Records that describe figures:
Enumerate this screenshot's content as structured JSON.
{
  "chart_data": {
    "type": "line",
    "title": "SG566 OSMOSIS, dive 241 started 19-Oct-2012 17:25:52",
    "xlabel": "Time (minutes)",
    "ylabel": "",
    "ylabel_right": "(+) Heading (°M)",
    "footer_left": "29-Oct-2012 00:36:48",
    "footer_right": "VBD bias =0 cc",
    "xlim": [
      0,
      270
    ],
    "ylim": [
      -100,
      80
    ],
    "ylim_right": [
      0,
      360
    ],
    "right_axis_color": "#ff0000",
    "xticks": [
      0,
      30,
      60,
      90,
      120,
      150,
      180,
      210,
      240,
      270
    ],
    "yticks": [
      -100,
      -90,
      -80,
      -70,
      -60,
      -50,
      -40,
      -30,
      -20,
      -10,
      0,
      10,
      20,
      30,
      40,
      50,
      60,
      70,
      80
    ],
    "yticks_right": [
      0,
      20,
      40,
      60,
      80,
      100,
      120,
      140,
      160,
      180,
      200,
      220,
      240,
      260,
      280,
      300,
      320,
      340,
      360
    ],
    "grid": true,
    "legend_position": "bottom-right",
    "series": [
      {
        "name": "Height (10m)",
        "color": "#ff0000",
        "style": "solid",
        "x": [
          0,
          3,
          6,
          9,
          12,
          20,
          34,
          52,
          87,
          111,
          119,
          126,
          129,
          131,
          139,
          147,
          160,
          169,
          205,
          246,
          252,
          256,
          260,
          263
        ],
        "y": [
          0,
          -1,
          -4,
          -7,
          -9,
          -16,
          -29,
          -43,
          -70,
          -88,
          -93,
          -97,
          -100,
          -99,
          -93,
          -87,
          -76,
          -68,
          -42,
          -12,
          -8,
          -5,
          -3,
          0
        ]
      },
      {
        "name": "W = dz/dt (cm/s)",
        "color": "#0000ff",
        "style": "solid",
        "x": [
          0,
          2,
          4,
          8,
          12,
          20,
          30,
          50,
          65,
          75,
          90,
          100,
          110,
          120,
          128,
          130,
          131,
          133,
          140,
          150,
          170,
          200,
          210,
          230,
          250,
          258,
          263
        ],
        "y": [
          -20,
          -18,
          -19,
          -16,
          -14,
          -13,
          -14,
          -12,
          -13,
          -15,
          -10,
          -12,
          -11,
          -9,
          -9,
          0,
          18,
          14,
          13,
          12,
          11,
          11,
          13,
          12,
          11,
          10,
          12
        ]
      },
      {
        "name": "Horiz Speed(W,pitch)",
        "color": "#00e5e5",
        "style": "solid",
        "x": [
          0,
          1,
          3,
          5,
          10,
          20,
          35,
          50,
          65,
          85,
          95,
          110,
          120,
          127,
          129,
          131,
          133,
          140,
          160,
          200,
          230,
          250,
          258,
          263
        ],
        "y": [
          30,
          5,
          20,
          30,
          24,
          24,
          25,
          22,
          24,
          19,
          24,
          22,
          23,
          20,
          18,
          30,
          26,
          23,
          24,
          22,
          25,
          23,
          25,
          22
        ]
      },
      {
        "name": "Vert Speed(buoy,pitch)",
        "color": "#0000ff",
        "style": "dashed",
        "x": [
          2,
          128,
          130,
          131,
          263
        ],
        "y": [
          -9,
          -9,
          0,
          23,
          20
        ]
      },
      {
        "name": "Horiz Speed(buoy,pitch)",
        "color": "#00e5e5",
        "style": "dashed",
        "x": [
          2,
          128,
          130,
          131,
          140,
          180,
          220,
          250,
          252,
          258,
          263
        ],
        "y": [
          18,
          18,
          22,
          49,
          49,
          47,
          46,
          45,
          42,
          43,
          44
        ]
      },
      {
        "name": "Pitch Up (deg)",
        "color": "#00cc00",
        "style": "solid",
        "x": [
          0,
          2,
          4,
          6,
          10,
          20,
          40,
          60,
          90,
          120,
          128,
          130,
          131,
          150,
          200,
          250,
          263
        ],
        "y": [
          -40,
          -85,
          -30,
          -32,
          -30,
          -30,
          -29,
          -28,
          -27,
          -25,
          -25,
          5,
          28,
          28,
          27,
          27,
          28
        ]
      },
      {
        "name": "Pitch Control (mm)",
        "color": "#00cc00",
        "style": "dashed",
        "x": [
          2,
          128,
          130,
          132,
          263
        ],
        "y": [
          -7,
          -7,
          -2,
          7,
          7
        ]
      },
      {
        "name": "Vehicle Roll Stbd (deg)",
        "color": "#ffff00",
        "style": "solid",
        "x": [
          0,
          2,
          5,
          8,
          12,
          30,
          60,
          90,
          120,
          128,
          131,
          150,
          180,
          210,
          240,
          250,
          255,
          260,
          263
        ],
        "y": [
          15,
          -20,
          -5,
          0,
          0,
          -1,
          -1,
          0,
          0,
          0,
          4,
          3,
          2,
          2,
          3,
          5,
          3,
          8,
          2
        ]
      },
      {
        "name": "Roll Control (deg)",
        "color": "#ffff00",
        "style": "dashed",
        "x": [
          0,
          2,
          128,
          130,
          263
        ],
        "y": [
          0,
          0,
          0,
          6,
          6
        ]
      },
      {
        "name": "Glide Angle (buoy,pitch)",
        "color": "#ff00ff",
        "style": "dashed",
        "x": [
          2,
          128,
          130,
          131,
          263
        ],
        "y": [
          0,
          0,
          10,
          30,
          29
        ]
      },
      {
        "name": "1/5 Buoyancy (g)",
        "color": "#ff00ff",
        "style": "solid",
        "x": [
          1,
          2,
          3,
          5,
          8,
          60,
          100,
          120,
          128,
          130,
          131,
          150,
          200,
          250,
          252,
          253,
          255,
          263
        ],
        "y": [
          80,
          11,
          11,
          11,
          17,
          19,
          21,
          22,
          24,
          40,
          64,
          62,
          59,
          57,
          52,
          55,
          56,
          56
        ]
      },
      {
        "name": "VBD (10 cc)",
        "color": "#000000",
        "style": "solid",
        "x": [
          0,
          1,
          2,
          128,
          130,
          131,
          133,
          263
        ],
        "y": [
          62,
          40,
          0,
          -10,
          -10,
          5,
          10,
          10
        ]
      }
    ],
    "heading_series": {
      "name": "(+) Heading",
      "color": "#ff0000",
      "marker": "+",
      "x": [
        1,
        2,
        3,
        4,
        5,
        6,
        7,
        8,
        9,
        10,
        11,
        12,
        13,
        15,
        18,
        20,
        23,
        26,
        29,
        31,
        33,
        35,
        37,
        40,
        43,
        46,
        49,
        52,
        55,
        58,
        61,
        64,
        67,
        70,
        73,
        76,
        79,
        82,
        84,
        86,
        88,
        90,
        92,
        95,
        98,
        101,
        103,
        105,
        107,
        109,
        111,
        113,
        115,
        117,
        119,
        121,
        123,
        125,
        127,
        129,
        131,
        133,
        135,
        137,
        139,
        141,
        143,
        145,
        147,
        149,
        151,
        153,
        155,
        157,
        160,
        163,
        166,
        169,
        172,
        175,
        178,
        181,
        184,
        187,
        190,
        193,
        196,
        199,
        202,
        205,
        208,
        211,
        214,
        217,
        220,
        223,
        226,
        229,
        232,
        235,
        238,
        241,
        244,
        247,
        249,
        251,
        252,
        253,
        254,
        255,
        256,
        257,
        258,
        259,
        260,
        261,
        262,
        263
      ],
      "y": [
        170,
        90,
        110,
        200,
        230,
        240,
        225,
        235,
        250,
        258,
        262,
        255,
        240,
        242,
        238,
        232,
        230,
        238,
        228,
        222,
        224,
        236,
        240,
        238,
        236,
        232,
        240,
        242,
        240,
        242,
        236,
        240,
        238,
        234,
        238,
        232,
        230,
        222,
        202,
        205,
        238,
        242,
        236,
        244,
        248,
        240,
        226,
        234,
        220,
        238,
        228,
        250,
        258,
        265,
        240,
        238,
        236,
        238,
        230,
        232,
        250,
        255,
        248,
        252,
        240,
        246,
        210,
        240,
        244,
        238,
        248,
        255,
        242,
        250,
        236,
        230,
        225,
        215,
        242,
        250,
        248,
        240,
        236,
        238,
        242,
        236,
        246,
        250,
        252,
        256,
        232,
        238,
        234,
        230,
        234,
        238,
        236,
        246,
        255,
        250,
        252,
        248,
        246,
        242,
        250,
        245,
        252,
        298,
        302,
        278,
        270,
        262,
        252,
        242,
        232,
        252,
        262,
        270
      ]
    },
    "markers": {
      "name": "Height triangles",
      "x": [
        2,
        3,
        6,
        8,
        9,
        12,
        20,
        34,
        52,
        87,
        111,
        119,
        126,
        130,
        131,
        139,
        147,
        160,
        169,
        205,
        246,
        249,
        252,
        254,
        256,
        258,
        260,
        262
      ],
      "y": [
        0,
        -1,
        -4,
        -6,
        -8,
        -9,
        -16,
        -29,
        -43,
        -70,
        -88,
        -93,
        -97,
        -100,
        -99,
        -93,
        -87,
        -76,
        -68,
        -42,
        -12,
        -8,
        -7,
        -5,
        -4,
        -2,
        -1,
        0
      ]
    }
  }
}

Stated problem:
In the records shown above, how many lines include the word "Horiz"? Answer with the number only.

Output of the task:
2